-- start --

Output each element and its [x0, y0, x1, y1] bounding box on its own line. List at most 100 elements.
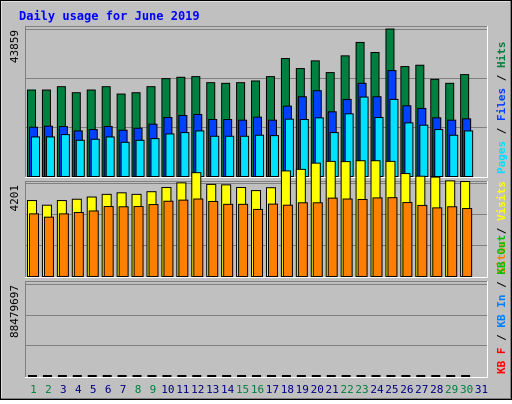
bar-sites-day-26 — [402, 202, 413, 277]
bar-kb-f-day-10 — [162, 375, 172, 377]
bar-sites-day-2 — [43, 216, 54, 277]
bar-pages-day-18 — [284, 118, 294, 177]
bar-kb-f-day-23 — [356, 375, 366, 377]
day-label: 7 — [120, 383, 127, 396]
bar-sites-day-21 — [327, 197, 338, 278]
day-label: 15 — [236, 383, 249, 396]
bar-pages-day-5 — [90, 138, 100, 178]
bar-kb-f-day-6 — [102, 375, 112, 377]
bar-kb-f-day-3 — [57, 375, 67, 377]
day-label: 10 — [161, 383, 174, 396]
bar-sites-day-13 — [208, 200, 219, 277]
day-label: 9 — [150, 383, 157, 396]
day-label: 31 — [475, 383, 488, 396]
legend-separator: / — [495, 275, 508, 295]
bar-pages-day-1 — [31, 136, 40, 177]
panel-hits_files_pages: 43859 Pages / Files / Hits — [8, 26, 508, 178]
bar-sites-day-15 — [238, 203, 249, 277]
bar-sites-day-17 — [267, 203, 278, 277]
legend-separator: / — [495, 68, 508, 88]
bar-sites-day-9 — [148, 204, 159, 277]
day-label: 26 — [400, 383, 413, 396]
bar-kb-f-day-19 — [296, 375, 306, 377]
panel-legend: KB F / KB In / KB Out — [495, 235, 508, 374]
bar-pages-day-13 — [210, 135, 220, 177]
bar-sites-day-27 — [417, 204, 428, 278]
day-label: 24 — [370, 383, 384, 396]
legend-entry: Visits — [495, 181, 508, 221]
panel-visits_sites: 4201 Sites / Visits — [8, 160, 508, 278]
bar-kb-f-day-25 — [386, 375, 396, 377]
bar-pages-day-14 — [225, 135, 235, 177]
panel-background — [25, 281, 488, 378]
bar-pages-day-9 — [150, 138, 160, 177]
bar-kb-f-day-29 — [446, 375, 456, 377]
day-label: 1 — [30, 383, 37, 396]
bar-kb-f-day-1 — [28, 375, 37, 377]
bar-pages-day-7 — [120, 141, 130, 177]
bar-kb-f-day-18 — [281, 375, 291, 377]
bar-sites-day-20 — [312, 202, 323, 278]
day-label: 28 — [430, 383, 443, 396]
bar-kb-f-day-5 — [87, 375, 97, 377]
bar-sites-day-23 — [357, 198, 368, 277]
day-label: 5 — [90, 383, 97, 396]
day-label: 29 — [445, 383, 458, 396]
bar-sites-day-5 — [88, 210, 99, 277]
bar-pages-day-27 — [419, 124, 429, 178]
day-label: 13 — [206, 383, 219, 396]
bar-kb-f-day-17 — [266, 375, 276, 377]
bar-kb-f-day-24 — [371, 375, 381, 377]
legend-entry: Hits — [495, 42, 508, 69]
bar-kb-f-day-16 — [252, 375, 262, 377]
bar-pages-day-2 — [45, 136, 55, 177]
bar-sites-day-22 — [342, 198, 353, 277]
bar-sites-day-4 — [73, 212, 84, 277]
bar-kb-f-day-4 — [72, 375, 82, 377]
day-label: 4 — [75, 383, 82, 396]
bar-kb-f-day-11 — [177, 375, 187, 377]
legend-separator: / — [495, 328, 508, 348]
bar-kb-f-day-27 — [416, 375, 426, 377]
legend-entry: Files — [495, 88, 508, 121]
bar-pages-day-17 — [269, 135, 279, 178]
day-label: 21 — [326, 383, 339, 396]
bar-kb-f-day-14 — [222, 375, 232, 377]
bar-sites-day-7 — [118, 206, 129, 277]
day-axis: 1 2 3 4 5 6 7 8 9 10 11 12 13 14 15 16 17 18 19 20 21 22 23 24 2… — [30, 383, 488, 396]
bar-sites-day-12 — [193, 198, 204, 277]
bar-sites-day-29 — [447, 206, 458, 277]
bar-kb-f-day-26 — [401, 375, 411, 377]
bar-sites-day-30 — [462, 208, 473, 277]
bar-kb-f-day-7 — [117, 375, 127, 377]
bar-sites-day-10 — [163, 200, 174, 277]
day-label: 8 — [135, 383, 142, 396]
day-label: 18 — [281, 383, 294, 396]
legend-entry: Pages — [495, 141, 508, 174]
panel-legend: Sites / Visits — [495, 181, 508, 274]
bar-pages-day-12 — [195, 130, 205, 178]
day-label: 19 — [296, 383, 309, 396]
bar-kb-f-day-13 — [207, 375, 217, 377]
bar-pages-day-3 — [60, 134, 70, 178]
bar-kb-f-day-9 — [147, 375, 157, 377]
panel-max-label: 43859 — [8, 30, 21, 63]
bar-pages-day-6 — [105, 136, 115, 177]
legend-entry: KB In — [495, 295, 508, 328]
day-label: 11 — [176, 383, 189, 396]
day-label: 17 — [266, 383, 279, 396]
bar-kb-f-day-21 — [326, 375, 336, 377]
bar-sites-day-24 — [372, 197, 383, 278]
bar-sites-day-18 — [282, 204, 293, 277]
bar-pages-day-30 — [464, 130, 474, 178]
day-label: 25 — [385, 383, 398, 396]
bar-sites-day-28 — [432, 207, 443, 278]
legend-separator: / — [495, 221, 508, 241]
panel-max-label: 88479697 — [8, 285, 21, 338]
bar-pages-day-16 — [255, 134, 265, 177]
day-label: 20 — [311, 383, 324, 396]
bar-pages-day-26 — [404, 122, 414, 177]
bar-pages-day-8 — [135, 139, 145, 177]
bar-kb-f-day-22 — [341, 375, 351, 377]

-- end --
-- start --

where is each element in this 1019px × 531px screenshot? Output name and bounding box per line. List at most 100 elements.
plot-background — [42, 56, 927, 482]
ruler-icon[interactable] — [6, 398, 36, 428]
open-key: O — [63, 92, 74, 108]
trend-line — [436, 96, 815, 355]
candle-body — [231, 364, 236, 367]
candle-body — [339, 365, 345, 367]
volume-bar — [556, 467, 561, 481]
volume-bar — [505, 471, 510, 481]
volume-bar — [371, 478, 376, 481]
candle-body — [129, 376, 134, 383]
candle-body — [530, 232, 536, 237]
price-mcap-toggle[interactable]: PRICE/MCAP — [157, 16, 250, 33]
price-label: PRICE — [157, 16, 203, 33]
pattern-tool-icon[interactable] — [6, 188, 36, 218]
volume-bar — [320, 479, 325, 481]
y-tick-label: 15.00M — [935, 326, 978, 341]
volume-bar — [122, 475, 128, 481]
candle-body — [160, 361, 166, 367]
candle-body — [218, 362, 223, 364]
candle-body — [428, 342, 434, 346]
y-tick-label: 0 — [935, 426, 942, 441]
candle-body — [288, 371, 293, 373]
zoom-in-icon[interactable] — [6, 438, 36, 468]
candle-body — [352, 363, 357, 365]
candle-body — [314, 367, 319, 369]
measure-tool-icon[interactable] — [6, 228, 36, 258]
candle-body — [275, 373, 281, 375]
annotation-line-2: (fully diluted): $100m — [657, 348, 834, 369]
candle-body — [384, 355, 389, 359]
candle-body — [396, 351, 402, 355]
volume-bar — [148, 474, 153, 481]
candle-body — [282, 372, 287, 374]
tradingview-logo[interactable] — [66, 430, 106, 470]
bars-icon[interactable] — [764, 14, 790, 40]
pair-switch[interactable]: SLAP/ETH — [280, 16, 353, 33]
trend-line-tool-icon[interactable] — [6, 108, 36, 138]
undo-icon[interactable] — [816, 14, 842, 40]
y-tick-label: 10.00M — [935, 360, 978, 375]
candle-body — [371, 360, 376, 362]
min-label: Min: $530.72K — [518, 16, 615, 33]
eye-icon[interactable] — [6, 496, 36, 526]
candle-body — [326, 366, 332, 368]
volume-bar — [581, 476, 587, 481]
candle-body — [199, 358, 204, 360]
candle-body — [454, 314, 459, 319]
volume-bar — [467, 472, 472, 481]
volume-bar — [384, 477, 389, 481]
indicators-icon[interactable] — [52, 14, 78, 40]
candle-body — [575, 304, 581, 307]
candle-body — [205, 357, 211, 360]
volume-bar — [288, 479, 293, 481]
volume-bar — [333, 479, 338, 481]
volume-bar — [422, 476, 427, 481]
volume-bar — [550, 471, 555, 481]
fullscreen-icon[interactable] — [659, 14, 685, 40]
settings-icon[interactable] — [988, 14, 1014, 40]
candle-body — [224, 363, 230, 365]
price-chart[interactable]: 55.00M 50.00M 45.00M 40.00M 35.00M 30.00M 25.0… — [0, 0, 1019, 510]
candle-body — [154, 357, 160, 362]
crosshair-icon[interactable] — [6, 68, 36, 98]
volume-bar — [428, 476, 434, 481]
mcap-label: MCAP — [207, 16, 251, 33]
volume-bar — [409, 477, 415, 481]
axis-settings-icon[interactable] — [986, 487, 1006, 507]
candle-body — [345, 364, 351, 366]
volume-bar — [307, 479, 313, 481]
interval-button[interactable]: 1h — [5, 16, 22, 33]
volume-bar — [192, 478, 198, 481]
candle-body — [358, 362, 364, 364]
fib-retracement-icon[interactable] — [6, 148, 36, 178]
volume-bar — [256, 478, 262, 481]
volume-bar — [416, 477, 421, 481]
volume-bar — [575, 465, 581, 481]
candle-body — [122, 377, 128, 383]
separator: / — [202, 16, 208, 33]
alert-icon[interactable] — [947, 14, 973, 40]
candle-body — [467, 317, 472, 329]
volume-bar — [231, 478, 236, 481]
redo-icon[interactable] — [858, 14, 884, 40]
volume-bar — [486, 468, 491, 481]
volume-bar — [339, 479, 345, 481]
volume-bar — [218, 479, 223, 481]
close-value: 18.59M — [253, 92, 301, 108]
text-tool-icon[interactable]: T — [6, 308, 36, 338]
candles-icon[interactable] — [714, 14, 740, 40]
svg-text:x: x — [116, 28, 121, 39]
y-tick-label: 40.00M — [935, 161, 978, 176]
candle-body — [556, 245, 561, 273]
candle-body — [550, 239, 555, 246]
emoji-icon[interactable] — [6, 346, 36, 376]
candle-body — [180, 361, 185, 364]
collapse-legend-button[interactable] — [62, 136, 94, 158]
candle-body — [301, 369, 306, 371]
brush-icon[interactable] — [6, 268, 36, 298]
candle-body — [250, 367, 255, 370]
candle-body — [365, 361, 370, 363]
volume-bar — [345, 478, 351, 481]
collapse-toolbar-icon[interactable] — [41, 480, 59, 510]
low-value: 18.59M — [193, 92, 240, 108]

-- end --
-- start --

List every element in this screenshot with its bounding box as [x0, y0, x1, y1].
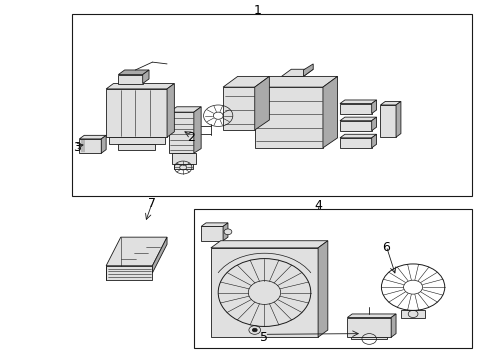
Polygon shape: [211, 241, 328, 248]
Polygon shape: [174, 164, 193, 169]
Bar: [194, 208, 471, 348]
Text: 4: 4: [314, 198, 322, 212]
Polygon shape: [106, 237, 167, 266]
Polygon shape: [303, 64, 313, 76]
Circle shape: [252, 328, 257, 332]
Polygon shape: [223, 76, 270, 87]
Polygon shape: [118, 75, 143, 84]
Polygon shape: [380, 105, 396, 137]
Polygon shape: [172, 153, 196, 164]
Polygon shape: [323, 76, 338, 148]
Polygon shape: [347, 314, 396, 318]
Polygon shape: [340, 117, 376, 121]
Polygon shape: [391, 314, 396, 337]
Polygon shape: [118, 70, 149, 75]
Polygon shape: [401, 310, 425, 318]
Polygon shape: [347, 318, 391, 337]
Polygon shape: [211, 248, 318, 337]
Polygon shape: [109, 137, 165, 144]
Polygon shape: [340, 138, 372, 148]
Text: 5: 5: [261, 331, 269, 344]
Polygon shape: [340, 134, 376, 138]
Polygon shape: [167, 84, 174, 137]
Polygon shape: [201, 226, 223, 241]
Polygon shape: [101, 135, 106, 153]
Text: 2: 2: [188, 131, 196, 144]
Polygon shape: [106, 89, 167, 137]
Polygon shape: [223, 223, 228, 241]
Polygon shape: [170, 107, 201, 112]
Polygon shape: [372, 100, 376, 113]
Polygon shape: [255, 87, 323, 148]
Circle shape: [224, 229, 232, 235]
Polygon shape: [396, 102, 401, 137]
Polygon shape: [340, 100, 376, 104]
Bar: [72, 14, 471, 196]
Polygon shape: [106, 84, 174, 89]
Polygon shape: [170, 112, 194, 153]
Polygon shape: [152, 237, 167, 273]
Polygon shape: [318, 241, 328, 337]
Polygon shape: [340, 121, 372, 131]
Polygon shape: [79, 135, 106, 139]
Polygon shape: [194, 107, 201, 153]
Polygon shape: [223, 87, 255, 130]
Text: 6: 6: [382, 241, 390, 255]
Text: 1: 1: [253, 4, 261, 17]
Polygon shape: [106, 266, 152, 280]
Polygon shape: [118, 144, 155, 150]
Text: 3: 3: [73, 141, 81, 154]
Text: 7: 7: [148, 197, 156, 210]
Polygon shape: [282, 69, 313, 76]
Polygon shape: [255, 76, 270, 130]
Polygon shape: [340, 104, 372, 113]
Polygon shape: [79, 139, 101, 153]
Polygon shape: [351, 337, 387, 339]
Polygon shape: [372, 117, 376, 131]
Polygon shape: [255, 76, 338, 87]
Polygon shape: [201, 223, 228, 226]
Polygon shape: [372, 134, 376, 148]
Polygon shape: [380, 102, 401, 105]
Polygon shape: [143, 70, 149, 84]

-- end --

The exercise
Copy the records word for word, starting at the line that contains "where is each" and ending at the line that contains "candle-body — [129, 376, 134, 383]", with both of those lines included.

Response to this exercise
where is each element in this 1019px × 531px screenshot? Output name and bounding box per line. List at most 100 elements.
plot-background — [42, 56, 927, 482]
ruler-icon[interactable] — [6, 398, 36, 428]
open-key: O — [63, 92, 74, 108]
trend-line — [436, 96, 815, 355]
candle-body — [231, 364, 236, 367]
candle-body — [339, 365, 345, 367]
volume-bar — [556, 467, 561, 481]
volume-bar — [505, 471, 510, 481]
volume-bar — [371, 478, 376, 481]
candle-body — [129, 376, 134, 383]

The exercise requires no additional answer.